◆ OBJECTIVE
Print every entry word for word, but omit the pictures.

◆ MATERIAL PROVIDED
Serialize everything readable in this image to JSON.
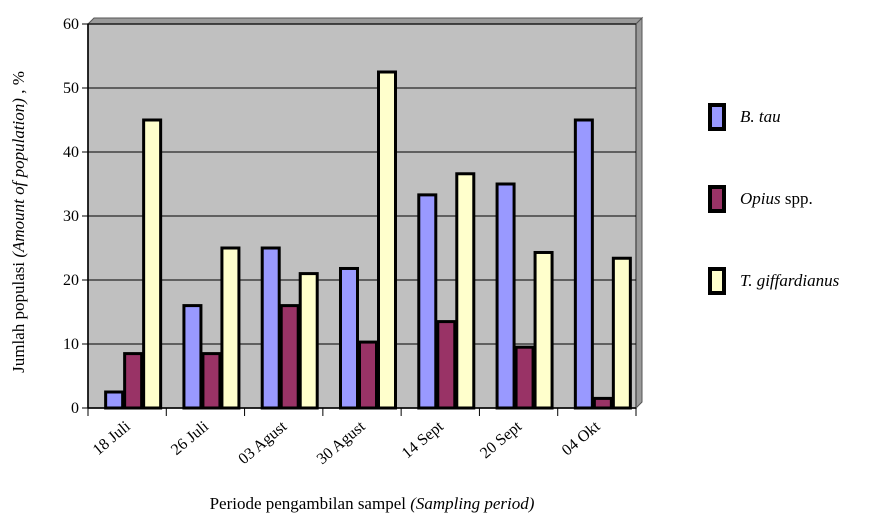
{
  "chart_data": {
    "type": "bar",
    "categories": [
      "18 Juli",
      "26 Juli",
      "03 Agust",
      "30 Agust",
      "14 Sept",
      "20 Sept",
      "04 Okt"
    ],
    "series": [
      {
        "name": "B. tau",
        "name_italic": "B. tau",
        "name_rest": "",
        "color": "#9999ff",
        "values": [
          2.5,
          16,
          25,
          21.8,
          33.3,
          35,
          45
        ]
      },
      {
        "name": "Opius spp.",
        "name_italic": "Opius",
        "name_rest": " spp.",
        "color": "#993366",
        "values": [
          8.5,
          8.5,
          16,
          10.3,
          13.5,
          9.5,
          1.5
        ]
      },
      {
        "name": "T. giffardianus",
        "name_italic": "T. giffardianus",
        "name_rest": "",
        "color": "#ffffcc",
        "values": [
          45,
          25,
          21,
          52.5,
          36.6,
          24.3,
          23.4
        ]
      }
    ],
    "ylabel": "Jumlah populasi",
    "ylabel_italic": "(Amount of population)",
    "ylabel_unit": ", %",
    "xlabel": "Periode pengambilan sampel",
    "xlabel_italic": "(Sampling period)",
    "ylim": [
      0,
      60
    ],
    "yticks": [
      0,
      10,
      20,
      30,
      40,
      50,
      60
    ],
    "grid": true,
    "legend_position": "right",
    "plot_background": "#c0c0c0"
  }
}
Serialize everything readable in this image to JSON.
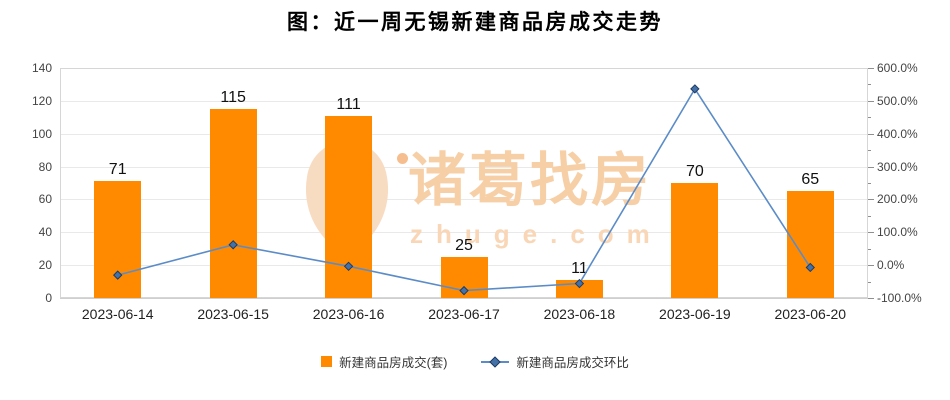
{
  "title": "图：近一周无锡新建商品房成交走势",
  "watermark": {
    "brand": "诸葛找房",
    "domain": "zhuge.com",
    "logo": "zhuge-feather-logo"
  },
  "colors": {
    "bar": "#FF8A00",
    "line": "#5B8CC8",
    "marker_fill": "#4472A8",
    "marker_stroke": "#1F3B63",
    "watermark": "#F7CFA6"
  },
  "legend": [
    {
      "label": "新建商品房成交(套)",
      "type": "bar"
    },
    {
      "label": "新建商品房成交环比",
      "type": "line"
    }
  ],
  "chart_data": {
    "type": "bar+line",
    "title": "图：近一周无锡新建商品房成交走势",
    "categories": [
      "2023-06-14",
      "2023-06-15",
      "2023-06-16",
      "2023-06-17",
      "2023-06-18",
      "2023-06-19",
      "2023-06-20"
    ],
    "series": [
      {
        "name": "新建商品房成交(套)",
        "type": "bar",
        "y_axis": "left",
        "values": [
          71,
          115,
          111,
          25,
          11,
          70,
          65
        ]
      },
      {
        "name": "新建商品房成交环比",
        "type": "line",
        "y_axis": "right",
        "values_pct": [
          -30.4,
          62.0,
          -3.5,
          -77.5,
          -56.0,
          536.4,
          -7.1
        ]
      }
    ],
    "left_axis": {
      "ticks": [
        "140",
        "120",
        "100",
        "80",
        "60",
        "40",
        "20",
        "0"
      ],
      "range": [
        0,
        140
      ]
    },
    "right_axis": {
      "ticks": [
        "600.0%",
        "500.0%",
        "400.0%",
        "300.0%",
        "200.0%",
        "100.0%",
        "0.0%",
        "-100.0%"
      ],
      "range_pct": [
        -100,
        600
      ]
    },
    "grid": true,
    "legend_position": "bottom"
  }
}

◆ THE RESULT
Serialize everything readable in this image to JSON.
{
  "chart_data": {
    "type": "bar",
    "categories": [
      "18 Juli",
      "26 Juli",
      "03 Agust",
      "30 Agust",
      "14 Sept",
      "20 Sept",
      "04 Okt"
    ],
    "series": [
      {
        "name": "B. tau",
        "name_italic": "B. tau",
        "name_rest": "",
        "color": "#9999ff",
        "values": [
          2.5,
          16,
          25,
          21.8,
          33.3,
          35,
          45
        ]
      },
      {
        "name": "Opius spp.",
        "name_italic": "Opius",
        "name_rest": " spp.",
        "color": "#993366",
        "values": [
          8.5,
          8.5,
          16,
          10.3,
          13.5,
          9.5,
          1.5
        ]
      },
      {
        "name": "T. giffardianus",
        "name_italic": "T. giffardianus",
        "name_rest": "",
        "color": "#ffffcc",
        "values": [
          45,
          25,
          21,
          52.5,
          36.6,
          24.3,
          23.4
        ]
      }
    ],
    "ylabel": "Jumlah populasi",
    "ylabel_italic": "(Amount of population)",
    "ylabel_unit": ", %",
    "xlabel": "Periode pengambilan sampel",
    "xlabel_italic": "(Sampling period)",
    "ylim": [
      0,
      60
    ],
    "yticks": [
      0,
      10,
      20,
      30,
      40,
      50,
      60
    ],
    "grid": true,
    "legend_position": "right",
    "plot_background": "#c0c0c0"
  }
}
Serialize everything readable in this image to JSON.
{
  "title": "图：近一周无锡新建商品房成交走势",
  "watermark": {
    "brand": "诸葛找房",
    "domain": "zhuge.com",
    "logo": "zhuge-feather-logo"
  },
  "colors": {
    "bar": "#FF8A00",
    "line": "#5B8CC8",
    "marker_fill": "#4472A8",
    "marker_stroke": "#1F3B63",
    "watermark": "#F7CFA6"
  },
  "legend": [
    {
      "label": "新建商品房成交(套)",
      "type": "bar"
    },
    {
      "label": "新建商品房成交环比",
      "type": "line"
    }
  ],
  "chart_data": {
    "type": "bar+line",
    "title": "图：近一周无锡新建商品房成交走势",
    "categories": [
      "2023-06-14",
      "2023-06-15",
      "2023-06-16",
      "2023-06-17",
      "2023-06-18",
      "2023-06-19",
      "2023-06-20"
    ],
    "series": [
      {
        "name": "新建商品房成交(套)",
        "type": "bar",
        "y_axis": "left",
        "values": [
          71,
          115,
          111,
          25,
          11,
          70,
          65
        ]
      },
      {
        "name": "新建商品房成交环比",
        "type": "line",
        "y_axis": "right",
        "values_pct": [
          -30.4,
          62.0,
          -3.5,
          -77.5,
          -56.0,
          536.4,
          -7.1
        ]
      }
    ],
    "left_axis": {
      "ticks": [
        "140",
        "120",
        "100",
        "80",
        "60",
        "40",
        "20",
        "0"
      ],
      "range": [
        0,
        140
      ]
    },
    "right_axis": {
      "ticks": [
        "600.0%",
        "500.0%",
        "400.0%",
        "300.0%",
        "200.0%",
        "100.0%",
        "0.0%",
        "-100.0%"
      ],
      "range_pct": [
        -100,
        600
      ]
    },
    "grid": true,
    "legend_position": "bottom"
  }
}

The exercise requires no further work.